▶ **Task goal**: Set down all of the entries word for word, omitting the images they contain.

[start]

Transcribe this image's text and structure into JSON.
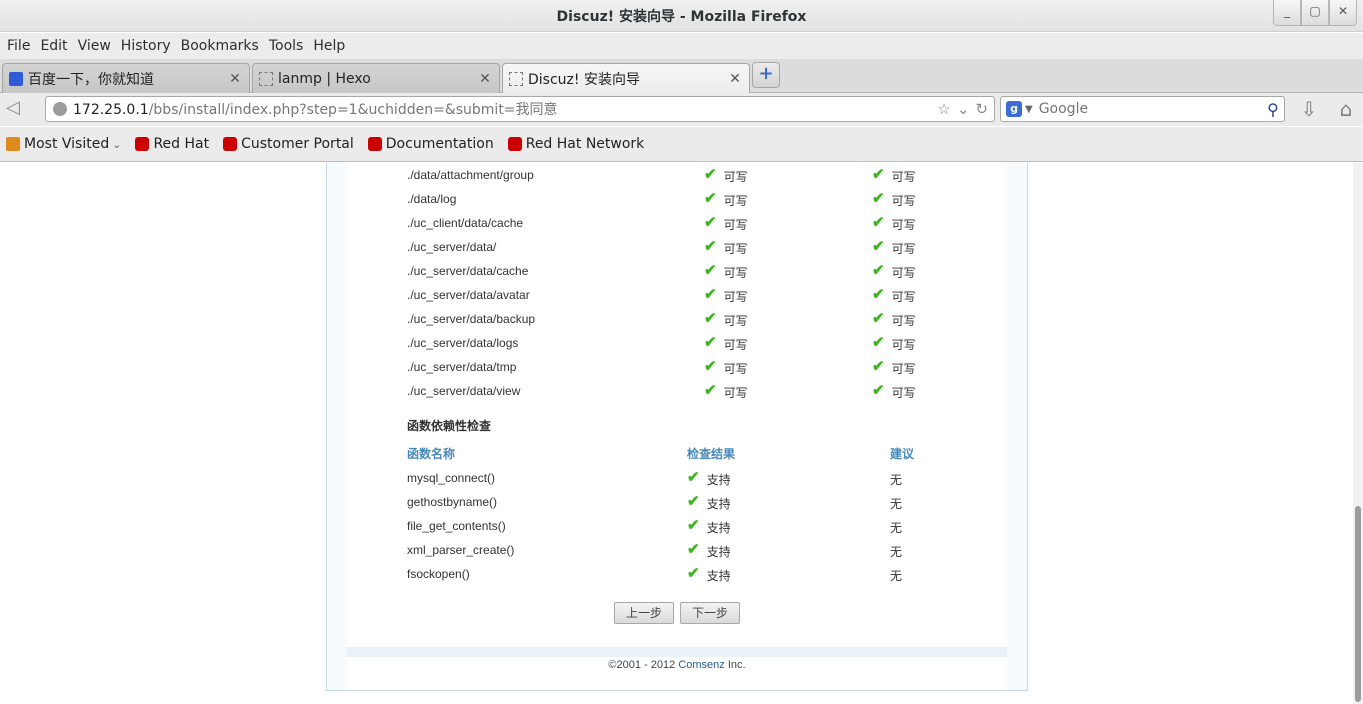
{
  "window": {
    "title": "Discuz! 安装向导 - Mozilla Firefox",
    "controls": [
      "_",
      "▢",
      "✕"
    ]
  },
  "menu": [
    "File",
    "Edit",
    "View",
    "History",
    "Bookmarks",
    "Tools",
    "Help"
  ],
  "tabs": [
    {
      "label": "百度一下，你就知道",
      "favicon": "baidu-paw-icon",
      "active": false
    },
    {
      "label": "lanmp | Hexo",
      "favicon": "blank-page-icon",
      "active": false
    },
    {
      "label": "Discuz! 安装向导",
      "favicon": "blank-page-icon",
      "active": true
    }
  ],
  "newtab_label": "+",
  "address": {
    "host": "172.25.0.1",
    "path": "/bbs/install/index.php?step=1&uchidden=&submit=我同意"
  },
  "search": {
    "engine": "g",
    "placeholder": "Google"
  },
  "bookmarks": [
    "Most Visited",
    "Red Hat",
    "Customer Portal",
    "Documentation",
    "Red Hat Network"
  ],
  "dirs": [
    {
      "path": "./data/attachment/group",
      "status1": "可写",
      "status2": "可写"
    },
    {
      "path": "./data/log",
      "status1": "可写",
      "status2": "可写"
    },
    {
      "path": "./uc_client/data/cache",
      "status1": "可写",
      "status2": "可写"
    },
    {
      "path": "./uc_server/data/",
      "status1": "可写",
      "status2": "可写"
    },
    {
      "path": "./uc_server/data/cache",
      "status1": "可写",
      "status2": "可写"
    },
    {
      "path": "./uc_server/data/avatar",
      "status1": "可写",
      "status2": "可写"
    },
    {
      "path": "./uc_server/data/backup",
      "status1": "可写",
      "status2": "可写"
    },
    {
      "path": "./uc_server/data/logs",
      "status1": "可写",
      "status2": "可写"
    },
    {
      "path": "./uc_server/data/tmp",
      "status1": "可写",
      "status2": "可写"
    },
    {
      "path": "./uc_server/data/view",
      "status1": "可写",
      "status2": "可写"
    }
  ],
  "functions": {
    "title": "函数依赖性检查",
    "headers": {
      "name": "函数名称",
      "result": "检查结果",
      "advice": "建议"
    },
    "rows": [
      {
        "name": "mysql_connect()",
        "result": "支持",
        "advice": "无"
      },
      {
        "name": "gethostbyname()",
        "result": "支持",
        "advice": "无"
      },
      {
        "name": "file_get_contents()",
        "result": "支持",
        "advice": "无"
      },
      {
        "name": "xml_parser_create()",
        "result": "支持",
        "advice": "无"
      },
      {
        "name": "fsockopen()",
        "result": "支持",
        "advice": "无"
      }
    ]
  },
  "buttons": {
    "prev": "上一步",
    "next": "下一步"
  },
  "footer": {
    "prefix": "©2001 - 2012",
    "link": "Comsenz",
    "suffix": "Inc."
  }
}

[end]

▶ **Task answer**:
Transcribe this image's text and structure into JSON.
{
  "window": {
    "title": "Discuz! 安装向导 - Mozilla Firefox",
    "controls": [
      "_",
      "▢",
      "✕"
    ]
  },
  "menu": [
    "File",
    "Edit",
    "View",
    "History",
    "Bookmarks",
    "Tools",
    "Help"
  ],
  "tabs": [
    {
      "label": "百度一下，你就知道",
      "favicon": "baidu-paw-icon",
      "active": false
    },
    {
      "label": "lanmp | Hexo",
      "favicon": "blank-page-icon",
      "active": false
    },
    {
      "label": "Discuz! 安装向导",
      "favicon": "blank-page-icon",
      "active": true
    }
  ],
  "newtab_label": "+",
  "address": {
    "host": "172.25.0.1",
    "path": "/bbs/install/index.php?step=1&uchidden=&submit=我同意"
  },
  "search": {
    "engine": "g",
    "placeholder": "Google"
  },
  "bookmarks": [
    "Most Visited",
    "Red Hat",
    "Customer Portal",
    "Documentation",
    "Red Hat Network"
  ],
  "dirs": [
    {
      "path": "./data/attachment/group",
      "status1": "可写",
      "status2": "可写"
    },
    {
      "path": "./data/log",
      "status1": "可写",
      "status2": "可写"
    },
    {
      "path": "./uc_client/data/cache",
      "status1": "可写",
      "status2": "可写"
    },
    {
      "path": "./uc_server/data/",
      "status1": "可写",
      "status2": "可写"
    },
    {
      "path": "./uc_server/data/cache",
      "status1": "可写",
      "status2": "可写"
    },
    {
      "path": "./uc_server/data/avatar",
      "status1": "可写",
      "status2": "可写"
    },
    {
      "path": "./uc_server/data/backup",
      "status1": "可写",
      "status2": "可写"
    },
    {
      "path": "./uc_server/data/logs",
      "status1": "可写",
      "status2": "可写"
    },
    {
      "path": "./uc_server/data/tmp",
      "status1": "可写",
      "status2": "可写"
    },
    {
      "path": "./uc_server/data/view",
      "status1": "可写",
      "status2": "可写"
    }
  ],
  "functions": {
    "title": "函数依赖性检查",
    "headers": {
      "name": "函数名称",
      "result": "检查结果",
      "advice": "建议"
    },
    "rows": [
      {
        "name": "mysql_connect()",
        "result": "支持",
        "advice": "无"
      },
      {
        "name": "gethostbyname()",
        "result": "支持",
        "advice": "无"
      },
      {
        "name": "file_get_contents()",
        "result": "支持",
        "advice": "无"
      },
      {
        "name": "xml_parser_create()",
        "result": "支持",
        "advice": "无"
      },
      {
        "name": "fsockopen()",
        "result": "支持",
        "advice": "无"
      }
    ]
  },
  "buttons": {
    "prev": "上一步",
    "next": "下一步"
  },
  "footer": {
    "prefix": "©2001 - 2012",
    "link": "Comsenz",
    "suffix": "Inc."
  }
}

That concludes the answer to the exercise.